Problem details:
In the listing that follows, how many lines contain the string "African"? Provide only the number.

Dataset entries on figures
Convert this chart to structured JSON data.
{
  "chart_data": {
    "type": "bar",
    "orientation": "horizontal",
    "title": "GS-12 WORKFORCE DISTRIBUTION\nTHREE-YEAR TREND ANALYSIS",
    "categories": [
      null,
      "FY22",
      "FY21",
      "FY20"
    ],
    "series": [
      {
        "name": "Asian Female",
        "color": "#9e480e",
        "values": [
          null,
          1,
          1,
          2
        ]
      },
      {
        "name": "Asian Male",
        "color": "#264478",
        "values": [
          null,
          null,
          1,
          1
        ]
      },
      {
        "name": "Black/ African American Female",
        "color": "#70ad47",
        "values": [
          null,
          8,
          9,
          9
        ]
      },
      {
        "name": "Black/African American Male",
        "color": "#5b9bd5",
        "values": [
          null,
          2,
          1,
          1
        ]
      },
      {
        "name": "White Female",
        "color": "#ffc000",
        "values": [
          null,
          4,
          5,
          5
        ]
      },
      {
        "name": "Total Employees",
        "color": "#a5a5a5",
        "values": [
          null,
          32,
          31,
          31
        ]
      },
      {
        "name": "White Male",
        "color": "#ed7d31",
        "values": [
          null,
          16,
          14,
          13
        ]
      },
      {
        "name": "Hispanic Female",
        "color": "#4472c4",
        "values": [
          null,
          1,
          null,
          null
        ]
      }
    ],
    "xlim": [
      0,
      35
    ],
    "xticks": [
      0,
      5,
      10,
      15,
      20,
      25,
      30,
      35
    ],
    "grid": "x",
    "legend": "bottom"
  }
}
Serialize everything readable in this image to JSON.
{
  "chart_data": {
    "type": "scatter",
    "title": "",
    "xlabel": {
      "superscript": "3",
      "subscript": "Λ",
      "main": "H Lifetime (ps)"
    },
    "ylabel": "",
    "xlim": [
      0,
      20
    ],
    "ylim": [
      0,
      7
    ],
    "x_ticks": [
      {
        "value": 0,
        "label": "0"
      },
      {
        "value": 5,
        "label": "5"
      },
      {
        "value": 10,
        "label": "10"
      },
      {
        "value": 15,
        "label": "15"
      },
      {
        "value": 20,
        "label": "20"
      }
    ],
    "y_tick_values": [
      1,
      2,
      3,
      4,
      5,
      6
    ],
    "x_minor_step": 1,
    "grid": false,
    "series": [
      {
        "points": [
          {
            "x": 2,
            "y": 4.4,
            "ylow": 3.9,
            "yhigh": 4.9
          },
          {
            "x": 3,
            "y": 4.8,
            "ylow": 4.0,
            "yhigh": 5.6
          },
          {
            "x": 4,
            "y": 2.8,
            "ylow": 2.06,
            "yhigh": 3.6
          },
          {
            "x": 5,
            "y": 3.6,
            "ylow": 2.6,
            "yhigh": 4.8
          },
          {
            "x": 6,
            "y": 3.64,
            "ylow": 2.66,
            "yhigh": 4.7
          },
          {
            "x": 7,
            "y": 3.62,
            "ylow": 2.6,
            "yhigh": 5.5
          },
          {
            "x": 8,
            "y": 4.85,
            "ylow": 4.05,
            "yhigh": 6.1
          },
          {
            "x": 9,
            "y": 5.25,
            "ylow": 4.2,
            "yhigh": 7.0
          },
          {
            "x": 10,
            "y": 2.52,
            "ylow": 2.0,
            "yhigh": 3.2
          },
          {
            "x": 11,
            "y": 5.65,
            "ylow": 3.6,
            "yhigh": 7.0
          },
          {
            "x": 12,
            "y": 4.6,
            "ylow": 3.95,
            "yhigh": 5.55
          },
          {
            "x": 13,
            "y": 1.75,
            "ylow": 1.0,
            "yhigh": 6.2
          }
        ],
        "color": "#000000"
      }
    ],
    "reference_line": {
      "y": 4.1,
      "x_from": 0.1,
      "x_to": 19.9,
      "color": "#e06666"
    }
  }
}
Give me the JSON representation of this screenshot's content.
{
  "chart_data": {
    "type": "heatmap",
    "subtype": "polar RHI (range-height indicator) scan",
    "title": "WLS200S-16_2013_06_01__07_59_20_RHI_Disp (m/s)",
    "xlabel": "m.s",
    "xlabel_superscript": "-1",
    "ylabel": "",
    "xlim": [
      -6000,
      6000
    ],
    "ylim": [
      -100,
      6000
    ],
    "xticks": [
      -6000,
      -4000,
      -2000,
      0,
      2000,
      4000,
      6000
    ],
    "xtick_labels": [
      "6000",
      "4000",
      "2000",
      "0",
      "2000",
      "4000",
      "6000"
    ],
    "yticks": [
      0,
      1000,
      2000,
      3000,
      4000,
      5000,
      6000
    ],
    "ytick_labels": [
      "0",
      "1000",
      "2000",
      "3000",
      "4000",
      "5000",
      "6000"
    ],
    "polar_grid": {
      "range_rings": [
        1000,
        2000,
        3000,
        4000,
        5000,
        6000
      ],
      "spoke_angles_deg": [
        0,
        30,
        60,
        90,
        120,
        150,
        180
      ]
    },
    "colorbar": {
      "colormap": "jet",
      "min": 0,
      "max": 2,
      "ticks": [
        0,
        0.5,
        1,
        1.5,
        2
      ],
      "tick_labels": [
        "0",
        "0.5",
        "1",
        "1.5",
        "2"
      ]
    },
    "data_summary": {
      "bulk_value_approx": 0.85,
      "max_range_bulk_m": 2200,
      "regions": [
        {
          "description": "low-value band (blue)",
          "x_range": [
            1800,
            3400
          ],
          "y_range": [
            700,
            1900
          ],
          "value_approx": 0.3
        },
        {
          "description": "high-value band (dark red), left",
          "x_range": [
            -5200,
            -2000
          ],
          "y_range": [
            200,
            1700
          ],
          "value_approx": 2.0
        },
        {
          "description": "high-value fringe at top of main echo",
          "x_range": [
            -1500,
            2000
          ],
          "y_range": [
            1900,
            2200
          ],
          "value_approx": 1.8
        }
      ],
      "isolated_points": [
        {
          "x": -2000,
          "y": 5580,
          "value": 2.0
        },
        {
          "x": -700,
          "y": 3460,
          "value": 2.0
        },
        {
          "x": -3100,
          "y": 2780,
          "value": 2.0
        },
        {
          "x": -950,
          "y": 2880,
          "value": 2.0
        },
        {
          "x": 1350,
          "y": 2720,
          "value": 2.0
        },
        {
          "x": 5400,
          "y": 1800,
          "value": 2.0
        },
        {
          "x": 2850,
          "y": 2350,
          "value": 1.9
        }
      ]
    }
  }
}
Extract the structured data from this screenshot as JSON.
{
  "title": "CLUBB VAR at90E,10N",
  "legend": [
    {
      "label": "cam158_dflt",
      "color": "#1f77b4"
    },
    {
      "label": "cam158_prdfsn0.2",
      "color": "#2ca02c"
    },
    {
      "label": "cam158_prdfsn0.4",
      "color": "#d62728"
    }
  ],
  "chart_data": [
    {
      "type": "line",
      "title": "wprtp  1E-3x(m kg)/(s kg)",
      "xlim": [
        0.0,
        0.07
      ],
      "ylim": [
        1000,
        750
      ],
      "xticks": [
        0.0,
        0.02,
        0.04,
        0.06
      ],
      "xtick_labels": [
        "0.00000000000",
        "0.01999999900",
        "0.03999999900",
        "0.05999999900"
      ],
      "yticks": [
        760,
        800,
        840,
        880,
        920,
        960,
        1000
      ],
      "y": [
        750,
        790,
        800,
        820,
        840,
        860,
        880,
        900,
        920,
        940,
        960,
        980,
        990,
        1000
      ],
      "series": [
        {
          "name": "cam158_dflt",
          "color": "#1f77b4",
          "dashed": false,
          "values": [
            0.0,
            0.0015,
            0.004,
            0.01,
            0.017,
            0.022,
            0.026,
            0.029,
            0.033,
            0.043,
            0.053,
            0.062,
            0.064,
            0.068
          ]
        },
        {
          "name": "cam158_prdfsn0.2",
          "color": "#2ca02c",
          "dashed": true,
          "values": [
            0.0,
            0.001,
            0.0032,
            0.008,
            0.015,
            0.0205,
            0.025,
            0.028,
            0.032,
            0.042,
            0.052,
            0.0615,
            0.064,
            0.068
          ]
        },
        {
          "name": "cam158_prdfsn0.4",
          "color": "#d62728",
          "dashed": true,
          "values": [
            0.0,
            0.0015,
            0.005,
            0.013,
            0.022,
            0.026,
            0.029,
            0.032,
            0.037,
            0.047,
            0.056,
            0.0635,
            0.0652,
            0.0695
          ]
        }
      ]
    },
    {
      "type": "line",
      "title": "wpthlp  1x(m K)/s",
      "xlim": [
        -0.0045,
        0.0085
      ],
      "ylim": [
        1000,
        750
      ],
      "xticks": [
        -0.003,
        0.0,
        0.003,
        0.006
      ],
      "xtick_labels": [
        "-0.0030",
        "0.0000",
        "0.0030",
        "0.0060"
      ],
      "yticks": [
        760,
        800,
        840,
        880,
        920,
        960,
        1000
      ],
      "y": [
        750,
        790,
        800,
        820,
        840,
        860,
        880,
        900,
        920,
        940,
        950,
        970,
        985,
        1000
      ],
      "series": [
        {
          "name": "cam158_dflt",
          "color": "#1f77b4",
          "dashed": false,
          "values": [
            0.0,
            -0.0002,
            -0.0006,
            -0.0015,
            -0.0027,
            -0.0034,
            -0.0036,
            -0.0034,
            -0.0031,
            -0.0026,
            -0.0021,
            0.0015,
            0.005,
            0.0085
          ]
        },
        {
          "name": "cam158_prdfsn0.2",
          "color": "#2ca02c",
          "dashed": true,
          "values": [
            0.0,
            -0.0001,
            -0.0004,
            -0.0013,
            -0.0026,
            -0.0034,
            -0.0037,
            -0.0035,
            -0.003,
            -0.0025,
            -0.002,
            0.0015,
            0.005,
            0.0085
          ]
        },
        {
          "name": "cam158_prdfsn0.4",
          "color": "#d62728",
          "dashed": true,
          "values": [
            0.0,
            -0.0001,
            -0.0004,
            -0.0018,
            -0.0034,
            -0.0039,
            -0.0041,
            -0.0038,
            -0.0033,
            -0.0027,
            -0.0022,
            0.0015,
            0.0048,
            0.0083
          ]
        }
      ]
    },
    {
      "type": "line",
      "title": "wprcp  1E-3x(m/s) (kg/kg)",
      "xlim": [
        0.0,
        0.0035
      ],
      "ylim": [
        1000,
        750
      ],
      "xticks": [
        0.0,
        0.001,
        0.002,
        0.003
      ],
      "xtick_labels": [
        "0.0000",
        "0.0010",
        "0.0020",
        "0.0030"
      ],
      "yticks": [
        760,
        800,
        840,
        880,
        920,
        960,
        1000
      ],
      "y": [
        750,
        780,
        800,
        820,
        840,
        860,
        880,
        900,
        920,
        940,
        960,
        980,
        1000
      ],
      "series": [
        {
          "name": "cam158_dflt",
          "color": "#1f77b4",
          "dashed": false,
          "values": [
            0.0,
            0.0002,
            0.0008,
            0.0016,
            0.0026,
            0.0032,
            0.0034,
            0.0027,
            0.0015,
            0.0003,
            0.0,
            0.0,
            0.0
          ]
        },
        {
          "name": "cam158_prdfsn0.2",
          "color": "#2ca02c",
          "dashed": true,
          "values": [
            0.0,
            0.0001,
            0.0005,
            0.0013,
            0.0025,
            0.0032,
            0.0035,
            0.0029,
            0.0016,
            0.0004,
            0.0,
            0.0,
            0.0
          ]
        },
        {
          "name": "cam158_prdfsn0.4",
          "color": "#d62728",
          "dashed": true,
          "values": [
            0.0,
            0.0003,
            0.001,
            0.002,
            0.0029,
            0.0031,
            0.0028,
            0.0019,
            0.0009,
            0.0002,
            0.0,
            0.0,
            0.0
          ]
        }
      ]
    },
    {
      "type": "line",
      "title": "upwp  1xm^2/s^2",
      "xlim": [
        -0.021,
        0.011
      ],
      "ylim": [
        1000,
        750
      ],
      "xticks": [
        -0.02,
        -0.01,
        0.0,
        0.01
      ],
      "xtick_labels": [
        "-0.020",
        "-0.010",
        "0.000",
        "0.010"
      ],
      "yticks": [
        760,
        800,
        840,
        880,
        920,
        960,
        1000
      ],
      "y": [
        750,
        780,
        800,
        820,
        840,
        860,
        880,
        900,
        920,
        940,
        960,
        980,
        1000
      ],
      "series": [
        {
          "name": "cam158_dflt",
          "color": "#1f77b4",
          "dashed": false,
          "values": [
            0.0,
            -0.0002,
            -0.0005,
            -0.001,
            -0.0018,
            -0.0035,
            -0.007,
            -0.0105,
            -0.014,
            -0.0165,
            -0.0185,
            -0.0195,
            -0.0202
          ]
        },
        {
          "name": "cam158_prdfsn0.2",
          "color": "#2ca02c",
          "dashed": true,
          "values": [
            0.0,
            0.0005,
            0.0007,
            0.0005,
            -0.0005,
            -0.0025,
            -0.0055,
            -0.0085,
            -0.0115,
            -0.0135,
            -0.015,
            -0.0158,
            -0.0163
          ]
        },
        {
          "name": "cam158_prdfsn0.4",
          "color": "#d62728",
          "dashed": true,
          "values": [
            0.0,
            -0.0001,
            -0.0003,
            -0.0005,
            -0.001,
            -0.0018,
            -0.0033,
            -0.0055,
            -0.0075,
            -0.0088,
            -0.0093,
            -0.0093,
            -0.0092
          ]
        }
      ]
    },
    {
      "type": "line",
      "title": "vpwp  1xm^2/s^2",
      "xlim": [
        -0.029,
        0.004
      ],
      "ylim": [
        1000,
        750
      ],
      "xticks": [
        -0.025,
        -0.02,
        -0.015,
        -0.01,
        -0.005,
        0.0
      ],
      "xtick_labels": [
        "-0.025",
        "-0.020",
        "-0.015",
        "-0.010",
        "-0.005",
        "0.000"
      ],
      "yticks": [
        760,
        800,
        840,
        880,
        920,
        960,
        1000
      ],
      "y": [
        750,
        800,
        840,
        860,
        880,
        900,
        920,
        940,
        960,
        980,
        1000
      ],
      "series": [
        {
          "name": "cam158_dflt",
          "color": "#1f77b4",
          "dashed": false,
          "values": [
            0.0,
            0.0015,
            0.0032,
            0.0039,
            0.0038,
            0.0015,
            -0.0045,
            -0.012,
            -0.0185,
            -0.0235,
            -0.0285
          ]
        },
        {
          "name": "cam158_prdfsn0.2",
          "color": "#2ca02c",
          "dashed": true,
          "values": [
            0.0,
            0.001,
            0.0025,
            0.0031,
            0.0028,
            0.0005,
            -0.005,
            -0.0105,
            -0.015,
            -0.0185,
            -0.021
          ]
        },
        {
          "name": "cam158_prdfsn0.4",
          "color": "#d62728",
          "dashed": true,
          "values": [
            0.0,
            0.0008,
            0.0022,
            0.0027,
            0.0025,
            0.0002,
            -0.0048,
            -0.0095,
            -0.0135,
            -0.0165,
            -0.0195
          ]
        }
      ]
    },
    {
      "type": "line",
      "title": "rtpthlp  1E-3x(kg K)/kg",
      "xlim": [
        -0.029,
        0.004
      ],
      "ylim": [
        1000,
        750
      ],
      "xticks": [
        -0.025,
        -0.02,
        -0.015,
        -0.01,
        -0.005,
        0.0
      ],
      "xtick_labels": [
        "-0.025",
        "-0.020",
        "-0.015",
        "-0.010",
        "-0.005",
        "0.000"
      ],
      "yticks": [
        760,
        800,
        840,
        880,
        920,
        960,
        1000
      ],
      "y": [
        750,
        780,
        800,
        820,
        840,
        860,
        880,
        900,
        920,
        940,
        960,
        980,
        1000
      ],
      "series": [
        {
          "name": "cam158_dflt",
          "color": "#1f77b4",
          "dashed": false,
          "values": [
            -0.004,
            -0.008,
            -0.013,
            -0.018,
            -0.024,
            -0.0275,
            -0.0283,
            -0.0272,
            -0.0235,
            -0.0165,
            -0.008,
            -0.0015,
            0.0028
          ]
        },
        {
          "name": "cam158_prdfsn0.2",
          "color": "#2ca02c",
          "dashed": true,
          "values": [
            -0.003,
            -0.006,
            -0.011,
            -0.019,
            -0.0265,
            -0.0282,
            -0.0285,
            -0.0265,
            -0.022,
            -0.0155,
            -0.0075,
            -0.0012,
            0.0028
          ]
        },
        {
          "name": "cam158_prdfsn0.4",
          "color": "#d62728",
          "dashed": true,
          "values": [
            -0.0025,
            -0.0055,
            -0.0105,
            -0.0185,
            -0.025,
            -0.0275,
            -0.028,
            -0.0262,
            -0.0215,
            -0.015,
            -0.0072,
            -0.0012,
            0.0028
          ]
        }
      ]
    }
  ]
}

Written reply:
2